Data records:
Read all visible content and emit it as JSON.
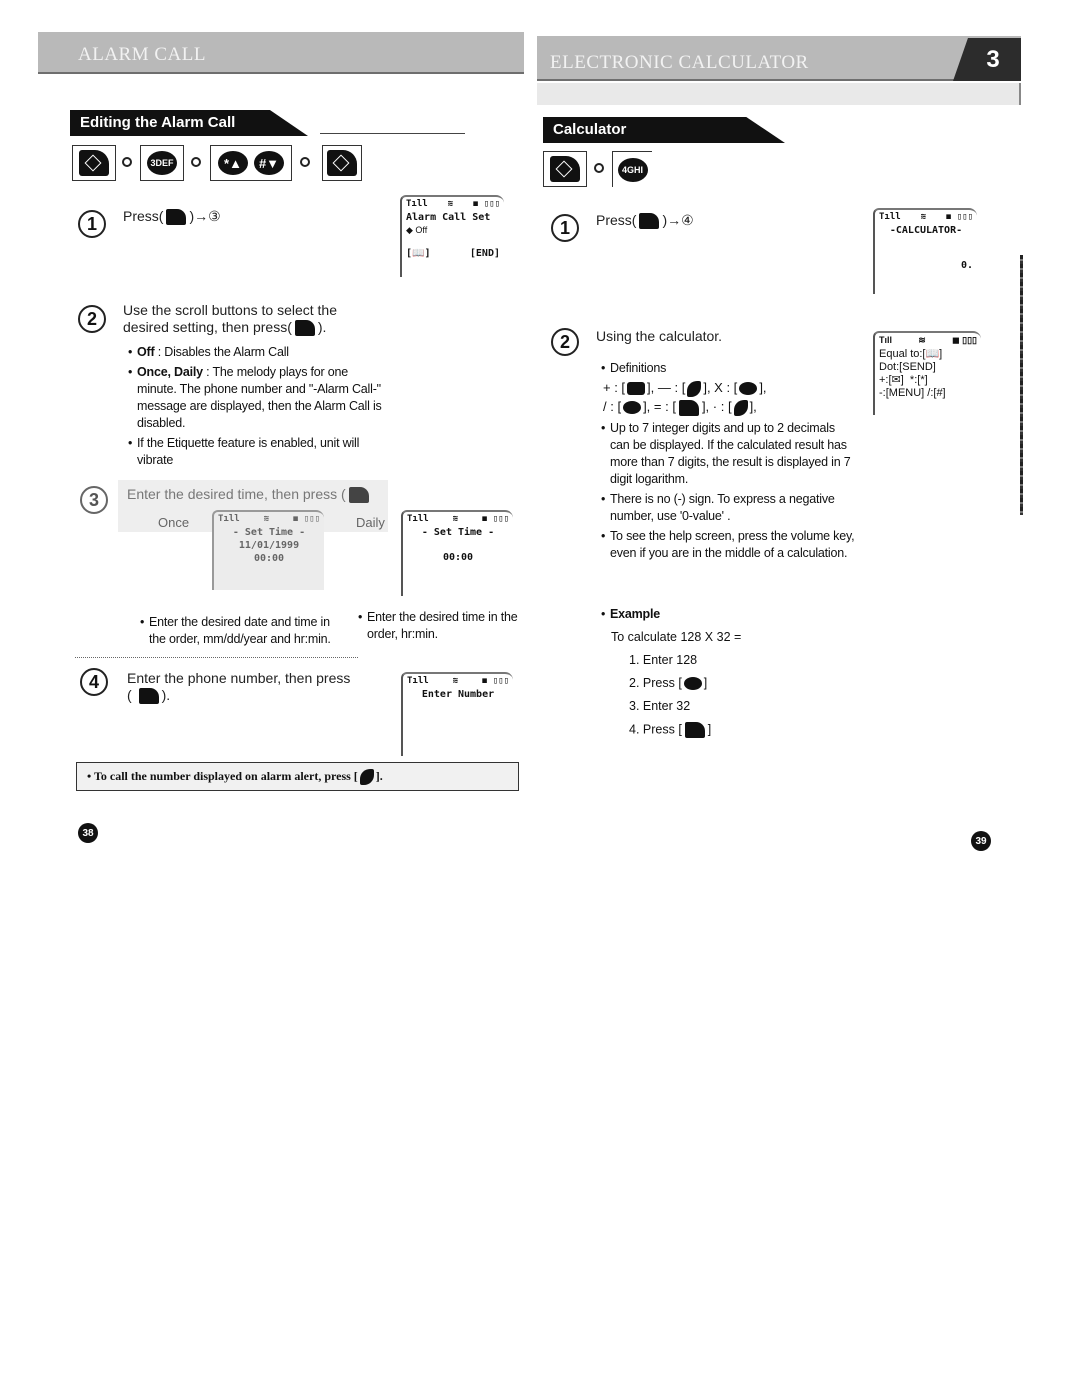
{
  "left_page": {
    "header_title": "ALARM CALL",
    "section_tag": "Editing the Alarm Call",
    "key_sequence": [
      "menu-send-key",
      "3DEF",
      "*▲",
      "#▼",
      "menu-send-key"
    ],
    "key_labels": {
      "k3": "3DEF",
      "kstar": "*▲",
      "khash": "#▼"
    },
    "steps": [
      {
        "num": "1",
        "text": "Press(",
        "after": ")→③"
      },
      {
        "num": "2",
        "text": "Use the scroll buttons to select the desired setting, then press(",
        "after": ")."
      },
      {
        "num": "3",
        "text": "Enter the desired time, then press ("
      },
      {
        "num": "4",
        "text": "Enter the phone number, then press",
        "after": ")."
      }
    ],
    "step2_bullets": [
      {
        "bold": "Off",
        "text": " : Disables the Alarm Call"
      },
      {
        "bold": "Once, Daily",
        "text": " : The melody plays for one minute. The phone number and \"-Alarm Call-\" message are displayed, then the Alarm Call is disabled."
      },
      {
        "bold": "",
        "text": "If the Etiquette feature is enabled, unit will vibrate"
      }
    ],
    "screen_alarm_set": {
      "title": "Alarm Call Set",
      "option": "◆ Off",
      "left_soft": "[📖]",
      "right_soft": "[END]"
    },
    "once_label": "Once",
    "daily_label": "Daily",
    "screen_once": {
      "title": "- Set Time -",
      "date": "11/01/1999",
      "time": "00:00"
    },
    "screen_daily": {
      "title": "- Set Time -",
      "time": "00:00"
    },
    "once_note": "Enter the desired date and time in the order, mm/dd/year and hr:min.",
    "daily_note": "Enter the desired time in the order, hr:min.",
    "screen_enter_number": {
      "title": "Enter Number"
    },
    "note_box": "• To call the number displayed on alarm alert, press [",
    "note_box_end": "].",
    "page_number": "38"
  },
  "right_page": {
    "header_title": "ELECTRONIC CALCULATOR",
    "chapter_number": "3",
    "section_tag": "Calculator",
    "key_labels": {
      "k4": "4GHI"
    },
    "steps": [
      {
        "num": "1",
        "text": "Press(",
        "after": ")→④"
      },
      {
        "num": "2",
        "text": "Using the calculator."
      }
    ],
    "screen_calculator": {
      "title": "-CALCULATOR-",
      "value": "0."
    },
    "screen_help": {
      "lines": [
        "Equal to:[📖]",
        "Dot:[SEND]",
        "+:[✉]  *:[*]",
        "-:[MENU] /:[#]"
      ]
    },
    "definitions_label": "Definitions",
    "definitions_line1": [
      "+ : [",
      "], — : [",
      "], X : [",
      "],"
    ],
    "definitions_line2": [
      "/ : [",
      "], = : [",
      "], · : [",
      "],"
    ],
    "bullets": [
      "Up to 7 integer digits and up to 2 decimals can be displayed. If the calculated result has more than 7 digits, the result is displayed in 7 digit logarithm.",
      "There is no (-) sign. To express a negative number, use  '0-value' .",
      "To see the help screen, press the volume key, even if you are in the middle of a calculation."
    ],
    "example_label": "Example",
    "example_intro": "To calculate 128 X 32 =",
    "example_steps": [
      "1. Enter 128",
      "2. Press [",
      "3. Enter 32",
      "4. Press ["
    ],
    "page_number": "39"
  },
  "status_bar": {
    "signal": "Tıll",
    "mode": "≋",
    "icons": "◼ ▯▯▯"
  }
}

### REQUIRED TASK
Print all of the entries word for word. Skip any images they contain.

### ANSWER TO THE TASK
Read all visible content and emit it as JSON.
{
  "left_page": {
    "header_title": "ALARM CALL",
    "section_tag": "Editing the Alarm Call",
    "key_sequence": [
      "menu-send-key",
      "3DEF",
      "*▲",
      "#▼",
      "menu-send-key"
    ],
    "key_labels": {
      "k3": "3DEF",
      "kstar": "*▲",
      "khash": "#▼"
    },
    "steps": [
      {
        "num": "1",
        "text": "Press(",
        "after": ")→③"
      },
      {
        "num": "2",
        "text": "Use the scroll buttons to select the desired setting, then press(",
        "after": ")."
      },
      {
        "num": "3",
        "text": "Enter the desired time, then press ("
      },
      {
        "num": "4",
        "text": "Enter the phone number, then press",
        "after": ")."
      }
    ],
    "step2_bullets": [
      {
        "bold": "Off",
        "text": " : Disables the Alarm Call"
      },
      {
        "bold": "Once, Daily",
        "text": " : The melody plays for one minute. The phone number and \"-Alarm Call-\" message are displayed, then the Alarm Call is disabled."
      },
      {
        "bold": "",
        "text": "If the Etiquette feature is enabled, unit will vibrate"
      }
    ],
    "screen_alarm_set": {
      "title": "Alarm Call Set",
      "option": "◆ Off",
      "left_soft": "[📖]",
      "right_soft": "[END]"
    },
    "once_label": "Once",
    "daily_label": "Daily",
    "screen_once": {
      "title": "- Set Time -",
      "date": "11/01/1999",
      "time": "00:00"
    },
    "screen_daily": {
      "title": "- Set Time -",
      "time": "00:00"
    },
    "once_note": "Enter the desired date and time in the order, mm/dd/year and hr:min.",
    "daily_note": "Enter the desired time in the order, hr:min.",
    "screen_enter_number": {
      "title": "Enter Number"
    },
    "note_box": "• To call the number displayed on alarm alert, press [",
    "note_box_end": "].",
    "page_number": "38"
  },
  "right_page": {
    "header_title": "ELECTRONIC CALCULATOR",
    "chapter_number": "3",
    "section_tag": "Calculator",
    "key_labels": {
      "k4": "4GHI"
    },
    "steps": [
      {
        "num": "1",
        "text": "Press(",
        "after": ")→④"
      },
      {
        "num": "2",
        "text": "Using the calculator."
      }
    ],
    "screen_calculator": {
      "title": "-CALCULATOR-",
      "value": "0."
    },
    "screen_help": {
      "lines": [
        "Equal to:[📖]",
        "Dot:[SEND]",
        "+:[✉]  *:[*]",
        "-:[MENU] /:[#]"
      ]
    },
    "definitions_label": "Definitions",
    "definitions_line1": [
      "+ : [",
      "], — : [",
      "], X : [",
      "],"
    ],
    "definitions_line2": [
      "/ : [",
      "], = : [",
      "], · : [",
      "],"
    ],
    "bullets": [
      "Up to 7 integer digits and up to 2 decimals can be displayed. If the calculated result has more than 7 digits, the result is displayed in 7 digit logarithm.",
      "There is no (-) sign. To express a negative number, use  '0-value' .",
      "To see the help screen, press the volume key, even if you are in the middle of a calculation."
    ],
    "example_label": "Example",
    "example_intro": "To calculate 128 X 32 =",
    "example_steps": [
      "1. Enter 128",
      "2. Press [",
      "3. Enter 32",
      "4. Press ["
    ],
    "page_number": "39"
  },
  "status_bar": {
    "signal": "Tıll",
    "mode": "≋",
    "icons": "◼ ▯▯▯"
  }
}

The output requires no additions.